## [YOUR OBJECTIVE]
Copy all of the records below verbatim.

## [TASK MATERIAL]
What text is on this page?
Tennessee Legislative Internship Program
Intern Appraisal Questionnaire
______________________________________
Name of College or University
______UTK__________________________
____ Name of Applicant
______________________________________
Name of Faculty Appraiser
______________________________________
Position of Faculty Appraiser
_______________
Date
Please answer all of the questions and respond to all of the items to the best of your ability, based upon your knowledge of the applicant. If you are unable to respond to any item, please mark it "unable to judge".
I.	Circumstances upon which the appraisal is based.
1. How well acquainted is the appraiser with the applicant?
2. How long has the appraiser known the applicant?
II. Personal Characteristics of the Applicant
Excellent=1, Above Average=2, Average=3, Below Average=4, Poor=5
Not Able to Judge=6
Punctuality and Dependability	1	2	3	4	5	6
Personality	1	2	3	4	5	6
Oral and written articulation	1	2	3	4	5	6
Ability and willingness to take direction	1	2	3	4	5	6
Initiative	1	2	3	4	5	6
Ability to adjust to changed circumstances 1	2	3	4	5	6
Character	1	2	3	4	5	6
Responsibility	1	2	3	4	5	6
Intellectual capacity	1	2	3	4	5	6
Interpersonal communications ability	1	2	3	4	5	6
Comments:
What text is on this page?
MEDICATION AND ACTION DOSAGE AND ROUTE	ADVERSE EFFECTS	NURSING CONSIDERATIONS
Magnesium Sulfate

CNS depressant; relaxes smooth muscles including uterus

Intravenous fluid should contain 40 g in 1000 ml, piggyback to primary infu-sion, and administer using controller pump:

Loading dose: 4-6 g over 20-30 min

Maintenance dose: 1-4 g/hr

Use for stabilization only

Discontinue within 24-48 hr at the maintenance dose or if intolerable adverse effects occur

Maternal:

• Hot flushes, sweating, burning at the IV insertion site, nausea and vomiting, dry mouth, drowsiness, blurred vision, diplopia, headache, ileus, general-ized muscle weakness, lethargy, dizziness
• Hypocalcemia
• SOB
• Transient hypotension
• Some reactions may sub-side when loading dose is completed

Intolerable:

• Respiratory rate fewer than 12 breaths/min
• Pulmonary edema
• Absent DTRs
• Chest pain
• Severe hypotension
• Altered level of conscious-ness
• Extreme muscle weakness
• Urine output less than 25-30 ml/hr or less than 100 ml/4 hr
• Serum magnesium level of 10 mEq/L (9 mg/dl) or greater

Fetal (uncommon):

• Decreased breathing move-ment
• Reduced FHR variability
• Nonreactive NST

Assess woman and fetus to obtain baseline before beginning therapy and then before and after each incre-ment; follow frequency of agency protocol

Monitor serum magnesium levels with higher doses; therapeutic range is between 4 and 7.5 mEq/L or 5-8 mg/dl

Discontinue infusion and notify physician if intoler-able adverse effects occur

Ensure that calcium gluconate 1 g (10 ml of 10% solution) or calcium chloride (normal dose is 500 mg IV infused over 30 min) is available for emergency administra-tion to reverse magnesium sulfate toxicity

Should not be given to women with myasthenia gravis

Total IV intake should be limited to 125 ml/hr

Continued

## [TASK RESULT]
What text is on this page?
Tennessee Legislative Internship Program
Intern Appraisal Questionnaire
______________________________________
Name of College or University
______UTK__________________________
____ Name of Applicant
______________________________________
Name of Faculty Appraiser
______________________________________
Position of Faculty Appraiser
_______________
Date
Please answer all of the questions and respond to all of the items to the best of your ability, based upon your knowledge of the applicant. If you are unable to respond to any item, please mark it "unable to judge".
I.	Circumstances upon which the appraisal is based.
1. How well acquainted is the appraiser with the applicant?
2. How long has the appraiser known the applicant?
II. Personal Characteristics of the Applicant
Excellent=1, Above Average=2, Average=3, Below Average=4, Poor=5
Not Able to Judge=6
Punctuality and Dependability	1	2	3	4	5	6
Personality	1	2	3	4	5	6
Oral and written articulation	1	2	3	4	5	6
Ability and willingness to take direction	1	2	3	4	5	6
Initiative	1	2	3	4	5	6
Ability to adjust to changed circumstances 1	2	3	4	5	6
Character	1	2	3	4	5	6
Responsibility	1	2	3	4	5	6
Intellectual capacity	1	2	3	4	5	6
Interpersonal communications ability	1	2	3	4	5	6
Comments:
What text is on this page?
MEDICATION AND ACTION DOSAGE AND ROUTE	ADVERSE EFFECTS	NURSING CONSIDERATIONS
Magnesium Sulfate

CNS depressant; relaxes smooth muscles including uterus

Intravenous fluid should contain 40 g in 1000 ml, piggyback to primary infu-sion, and administer using controller pump:

Loading dose: 4-6 g over 20-30 min

Maintenance dose: 1-4 g/hr

Use for stabilization only

Discontinue within 24-48 hr at the maintenance dose or if intolerable adverse effects occur

Maternal:

• Hot flushes, sweating, burning at the IV insertion site, nausea and vomiting, dry mouth, drowsiness, blurred vision, diplopia, headache, ileus, general-ized muscle weakness, lethargy, dizziness
• Hypocalcemia
• SOB
• Transient hypotension
• Some reactions may sub-side when loading dose is completed

Intolerable:

• Respiratory rate fewer than 12 breaths/min
• Pulmonary edema
• Absent DTRs
• Chest pain
• Severe hypotension
• Altered level of conscious-ness
• Extreme muscle weakness
• Urine output less than 25-30 ml/hr or less than 100 ml/4 hr
• Serum magnesium level of 10 mEq/L (9 mg/dl) or greater

Fetal (uncommon):

• Decreased breathing move-ment
• Reduced FHR variability
• Nonreactive NST

Assess woman and fetus to obtain baseline before beginning therapy and then before and after each incre-ment; follow frequency of agency protocol

Monitor serum magnesium levels with higher doses; therapeutic range is between 4 and 7.5 mEq/L or 5-8 mg/dl

Discontinue infusion and notify physician if intoler-able adverse effects occur

Ensure that calcium gluconate 1 g (10 ml of 10% solution) or calcium chloride (normal dose is 500 mg IV infused over 30 min) is available for emergency administra-tion to reverse magnesium sulfate toxicity

Should not be given to women with myasthenia gravis

Total IV intake should be limited to 125 ml/hr

Continued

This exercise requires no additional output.